» **Goal of the exercise**: Gather all lines containing the string "Contacts" and copy them out.

Figure collection entries
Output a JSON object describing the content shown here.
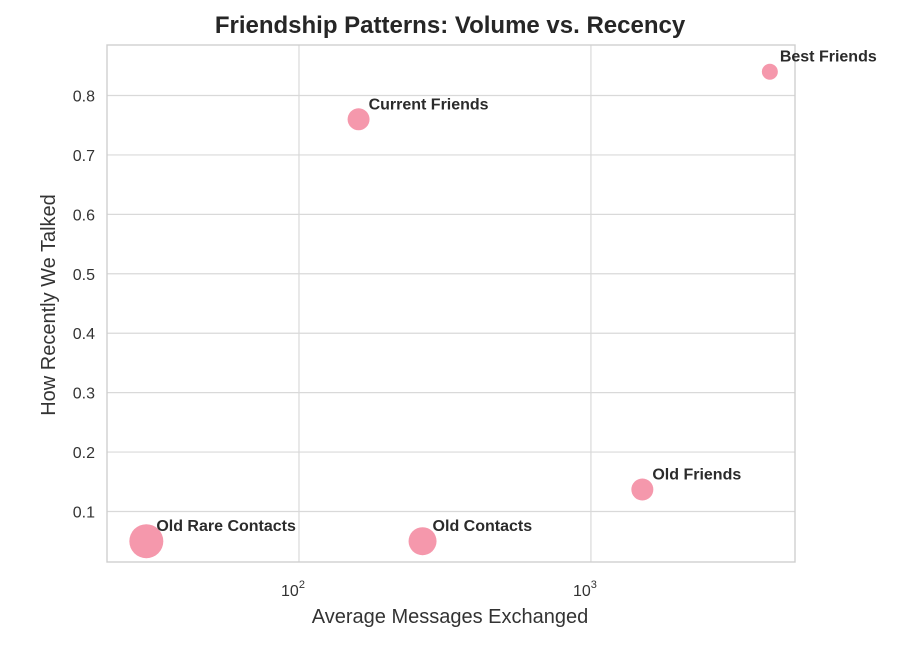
{
  "chart_data": {
    "type": "scatter",
    "title": "Friendship Patterns: Volume vs. Recency",
    "xlabel": "Average Messages Exchanged",
    "ylabel": "How Recently We Talked",
    "xscale": "log",
    "xlim": [
      22,
      5000
    ],
    "ylim": [
      0.015,
      0.885
    ],
    "x_ticks": [
      {
        "value": 100,
        "base": "10",
        "exponent": "2"
      },
      {
        "value": 1000,
        "base": "10",
        "exponent": "3"
      }
    ],
    "y_ticks": [
      "0.1",
      "0.2",
      "0.3",
      "0.4",
      "0.5",
      "0.6",
      "0.7",
      "0.8"
    ],
    "grid": true,
    "marker_color": "#f48aa0",
    "points": [
      {
        "label": "Best Friends",
        "x": 4100,
        "y": 0.84,
        "size": 1
      },
      {
        "label": "Current Friends",
        "x": 160,
        "y": 0.76,
        "size": 2
      },
      {
        "label": "Old Friends",
        "x": 1500,
        "y": 0.137,
        "size": 2
      },
      {
        "label": "Old Contacts",
        "x": 265,
        "y": 0.05,
        "size": 3
      },
      {
        "label": "Old Rare Contacts",
        "x": 30,
        "y": 0.05,
        "size": 4
      }
    ]
  }
}
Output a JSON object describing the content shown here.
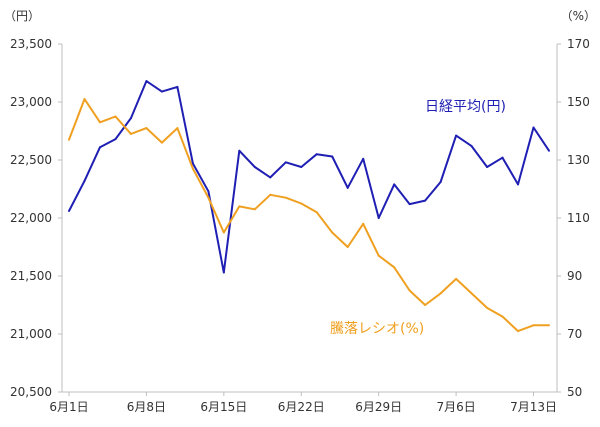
{
  "chart_data": {
    "type": "line",
    "y_left_unit": "（円）",
    "y_right_unit": "（%）",
    "x_tick_labels": [
      "6月1日",
      "6月8日",
      "6月15日",
      "6月22日",
      "6月29日",
      "7月6日",
      "7月13日"
    ],
    "y_left_ticks": [
      "20,500",
      "21,000",
      "21,500",
      "22,000",
      "22,500",
      "23,000",
      "23,500"
    ],
    "y_right_ticks": [
      "50",
      "70",
      "90",
      "110",
      "130",
      "150",
      "170"
    ],
    "y_left_range": [
      20500,
      23500
    ],
    "y_right_range": [
      50,
      170
    ],
    "grid": false,
    "series": [
      {
        "name": "日経平均(円)",
        "axis": "left",
        "color": "#1f1fb4",
        "x": [
          "6/1",
          "6/2",
          "6/3",
          "6/4",
          "6/5",
          "6/8",
          "6/9",
          "6/10",
          "6/11",
          "6/12",
          "6/15",
          "6/16",
          "6/17",
          "6/18",
          "6/19",
          "6/22",
          "6/23",
          "6/24",
          "6/25",
          "6/26",
          "6/29",
          "6/30",
          "7/1",
          "7/2",
          "7/3",
          "7/6",
          "7/7",
          "7/8",
          "7/9",
          "7/10",
          "7/13",
          "7/14"
        ],
        "values": [
          22060,
          22320,
          22610,
          22680,
          22860,
          23180,
          23090,
          23130,
          22470,
          22230,
          21530,
          22580,
          22440,
          22350,
          22480,
          22440,
          22550,
          22530,
          22260,
          22510,
          22000,
          22290,
          22120,
          22150,
          22310,
          22710,
          22620,
          22440,
          22520,
          22290,
          22780,
          22580
        ]
      },
      {
        "name": "騰落レシオ(%)",
        "axis": "right",
        "color": "#f0a020",
        "x": [
          "6/1",
          "6/2",
          "6/3",
          "6/4",
          "6/5",
          "6/8",
          "6/9",
          "6/10",
          "6/11",
          "6/12",
          "6/15",
          "6/16",
          "6/17",
          "6/18",
          "6/19",
          "6/22",
          "6/23",
          "6/24",
          "6/25",
          "6/26",
          "6/29",
          "6/30",
          "7/1",
          "7/2",
          "7/3",
          "7/6",
          "7/7",
          "7/8",
          "7/9",
          "7/10",
          "7/13",
          "7/14"
        ],
        "values": [
          137,
          151,
          143,
          145,
          139,
          141,
          136,
          141,
          127,
          117,
          105,
          114,
          113,
          118,
          117,
          115,
          112,
          105,
          100,
          108,
          97,
          93,
          85,
          80,
          84,
          89,
          84,
          79,
          76,
          71,
          73,
          73
        ]
      }
    ]
  }
}
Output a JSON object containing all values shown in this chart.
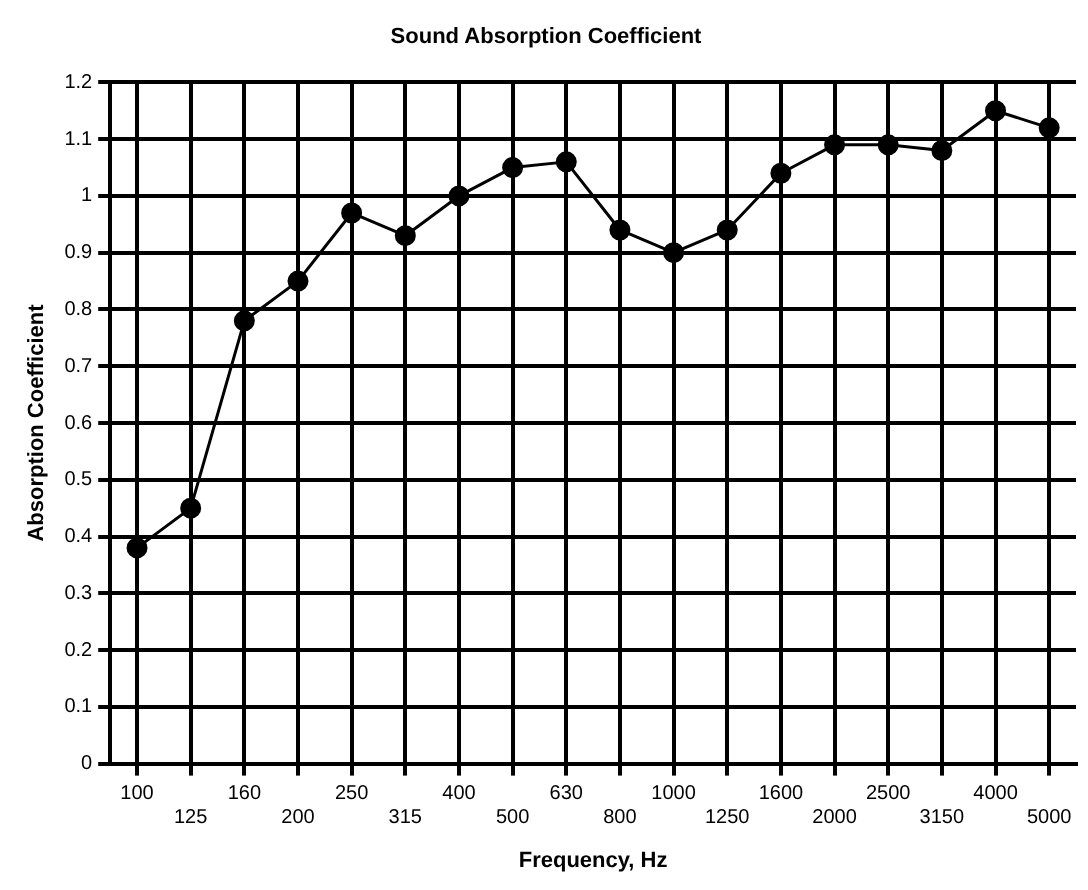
{
  "chart_data": {
    "type": "line",
    "title": "Sound Absorption Coefficient",
    "xlabel": "Frequency, Hz",
    "ylabel": "Absorption Coefficient",
    "categories": [
      "100",
      "125",
      "160",
      "200",
      "250",
      "315",
      "400",
      "500",
      "630",
      "800",
      "1000",
      "1250",
      "1600",
      "2000",
      "2500",
      "3150",
      "4000",
      "5000"
    ],
    "series": [
      {
        "color": "#000000",
        "values": [
          0.38,
          0.45,
          0.78,
          0.85,
          0.97,
          0.93,
          1.0,
          1.05,
          1.06,
          0.94,
          0.9,
          0.94,
          1.04,
          1.09,
          1.09,
          1.08,
          1.15,
          1.12
        ]
      }
    ],
    "ylim": [
      0,
      1.2
    ],
    "yticks": [
      0,
      0.1,
      0.2,
      0.3,
      0.4,
      0.5,
      0.6,
      0.7,
      0.8,
      0.9,
      1,
      1.1,
      1.2
    ],
    "grid": true,
    "legend": false,
    "marker": "circle",
    "line_style": "solid"
  }
}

» **Result for this exercise**:
        "label": "Old Contacts",
        "label": "Old Rare Contacts",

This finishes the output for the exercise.